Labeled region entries

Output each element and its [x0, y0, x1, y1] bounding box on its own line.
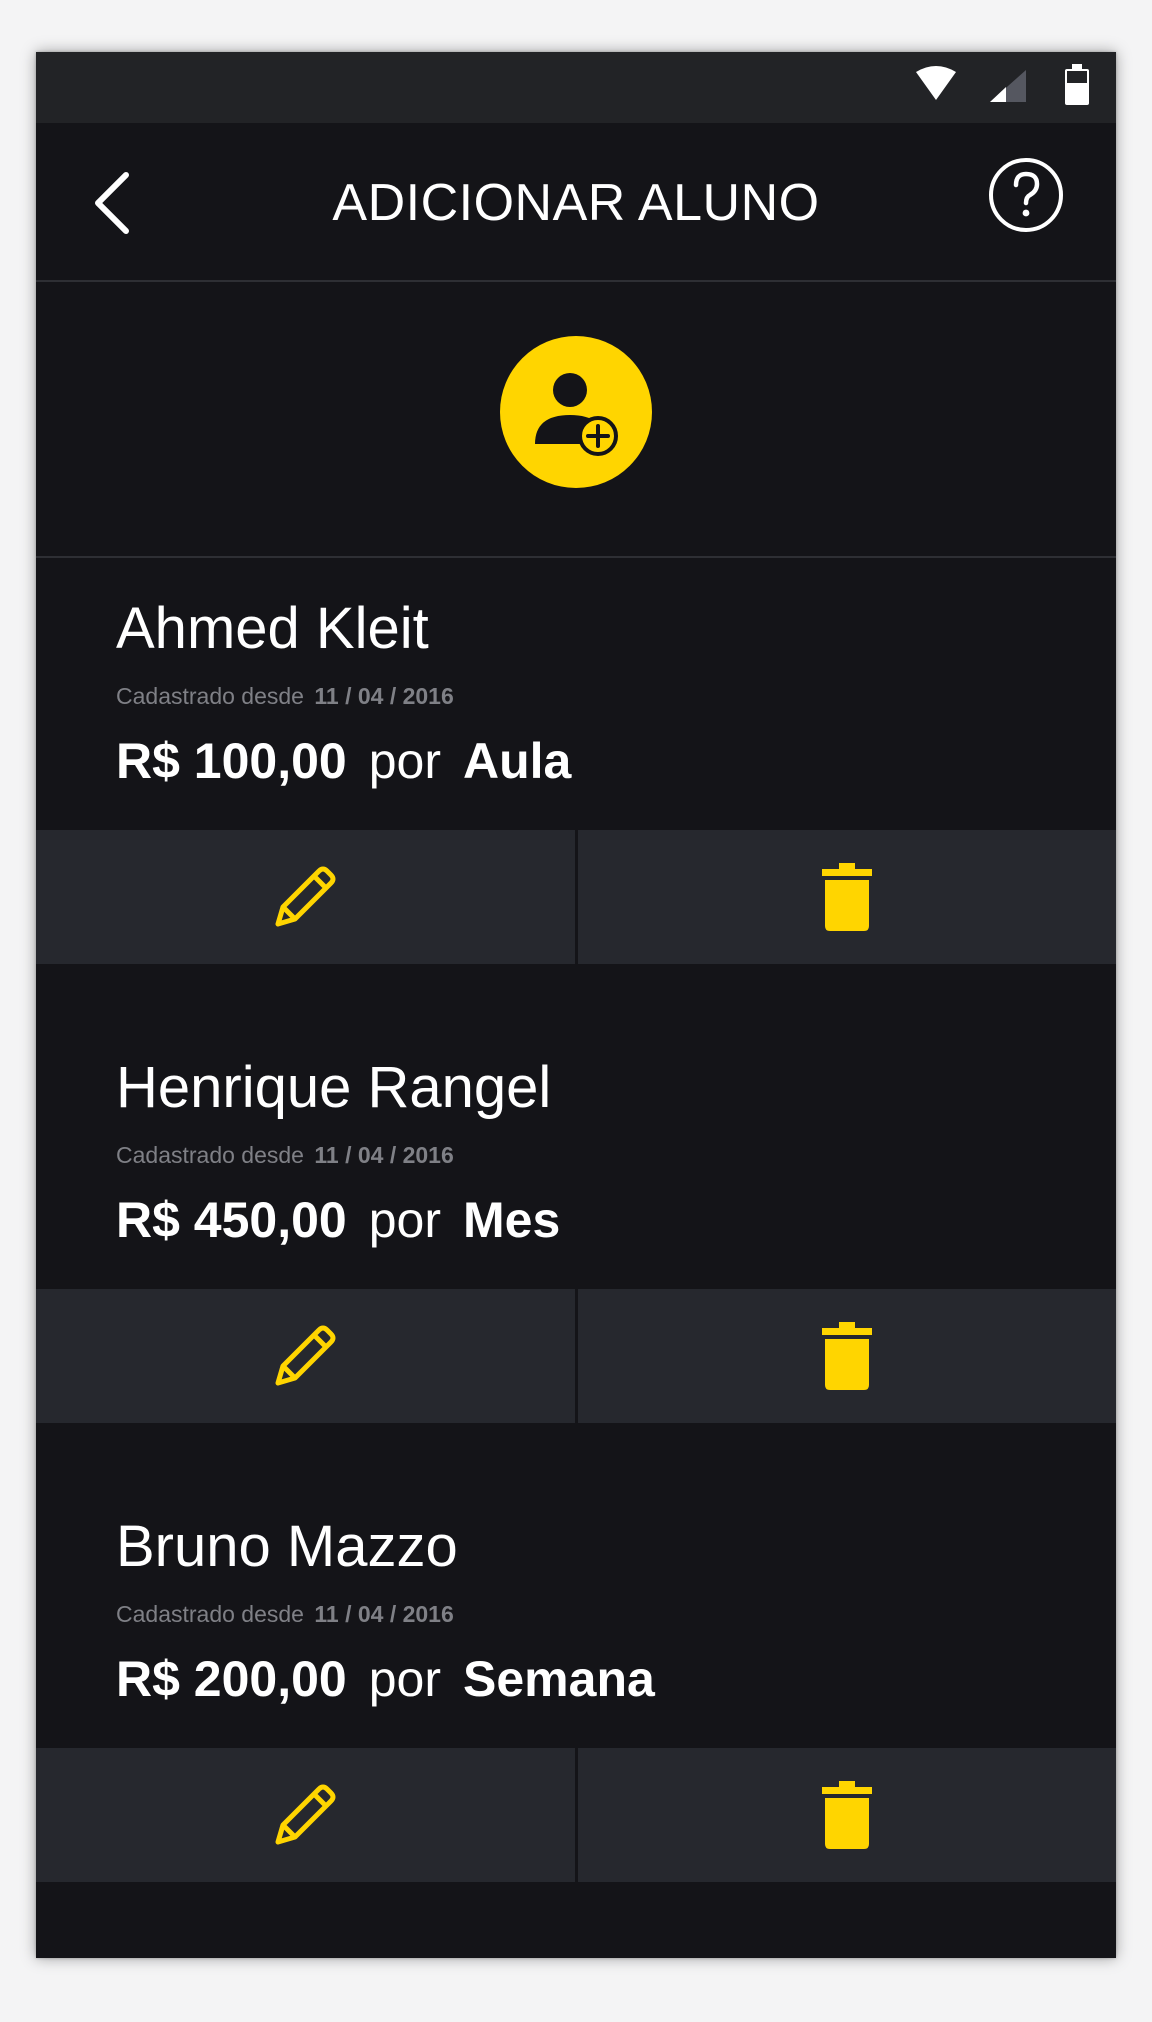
- card-actions: [36, 1289, 1116, 1423]
- add-student-button[interactable]: [500, 336, 652, 488]
- help-button[interactable]: [986, 155, 1066, 235]
- registration-date: Cadastrado desde 11 / 04 / 2016: [116, 1598, 454, 1630]
- trash-icon: [821, 863, 872, 931]
- app-bar: ADICIONAR ALUNO: [36, 123, 1116, 282]
- edit-button[interactable]: [36, 1748, 578, 1882]
- phone-screen: ADICIONAR ALUNO Ahmed Kleit Cadastrado d…: [36, 52, 1116, 1958]
- billing-period: Aula: [463, 733, 572, 789]
- chevron-left-icon: [95, 172, 129, 234]
- student-info[interactable]: Henrique Rangel Cadastrado desde 11 / 04…: [36, 1015, 1116, 1289]
- delete-button[interactable]: [578, 1748, 1117, 1882]
- add-user-icon: [535, 373, 618, 456]
- per-label: por: [368, 1651, 442, 1707]
- student-price: R$ 100,00: [116, 733, 347, 789]
- pencil-icon: [275, 1325, 336, 1386]
- delete-button[interactable]: [578, 830, 1117, 964]
- page-title: ADICIONAR ALUNO: [332, 174, 820, 232]
- edit-button[interactable]: [36, 1289, 578, 1423]
- card-actions: [36, 830, 1116, 964]
- since-label: Cadastrado desde: [116, 1601, 304, 1627]
- registration-date: Cadastrado desde 11 / 04 / 2016: [116, 1139, 454, 1171]
- wifi-icon: [916, 66, 956, 100]
- student-name: Bruno Mazzo: [116, 1514, 458, 1579]
- pencil-icon: [275, 866, 336, 927]
- help-circle-icon: [989, 158, 1063, 232]
- student-name: Henrique Rangel: [116, 1055, 552, 1120]
- billing-period: Semana: [463, 1651, 655, 1707]
- back-button[interactable]: [76, 163, 156, 243]
- delete-button[interactable]: [578, 1289, 1117, 1423]
- student-card: Henrique Rangel Cadastrado desde 11 / 04…: [36, 1015, 1116, 1423]
- trash-icon: [821, 1781, 872, 1849]
- since-label: Cadastrado desde: [116, 683, 304, 709]
- pencil-icon: [275, 1784, 336, 1845]
- per-label: por: [368, 733, 442, 789]
- student-card: Bruno Mazzo Cadastrado desde 11 / 04 / 2…: [36, 1474, 1116, 1882]
- price-line: R$ 200,00 por Semana: [116, 1646, 655, 1712]
- billing-period: Mes: [463, 1192, 561, 1248]
- student-name: Ahmed Kleit: [116, 596, 429, 661]
- per-label: por: [368, 1192, 442, 1248]
- student-price: R$ 200,00: [116, 1651, 347, 1707]
- student-price: R$ 450,00: [116, 1192, 347, 1248]
- price-line: R$ 450,00 por Mes: [116, 1187, 560, 1253]
- add-student-section: [36, 282, 1116, 558]
- since-date: 11 / 04 / 2016: [314, 683, 454, 709]
- since-date: 11 / 04 / 2016: [314, 1601, 454, 1627]
- student-info[interactable]: Ahmed Kleit Cadastrado desde 11 / 04 / 2…: [36, 556, 1116, 830]
- since-date: 11 / 04 / 2016: [314, 1142, 454, 1168]
- battery-icon: [1065, 64, 1089, 105]
- card-actions: [36, 1748, 1116, 1882]
- student-info[interactable]: Bruno Mazzo Cadastrado desde 11 / 04 / 2…: [36, 1474, 1116, 1748]
- registration-date: Cadastrado desde 11 / 04 / 2016: [116, 680, 454, 712]
- student-card: Ahmed Kleit Cadastrado desde 11 / 04 / 2…: [36, 556, 1116, 964]
- trash-icon: [821, 1322, 872, 1390]
- since-label: Cadastrado desde: [116, 1142, 304, 1168]
- cellular-signal-icon: [990, 70, 1026, 102]
- status-bar: [36, 52, 1116, 123]
- price-line: R$ 100,00 por Aula: [116, 728, 571, 794]
- edit-button[interactable]: [36, 830, 578, 964]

Exercise description
Which lines in the records above contain the string "pencil"? Gather all of them and copy each one in full.

Solution to this problem
- pencil-icon: [275, 1325, 336, 1386]
- pencil-icon: [275, 866, 336, 927]
- pencil-icon: [275, 1784, 336, 1845]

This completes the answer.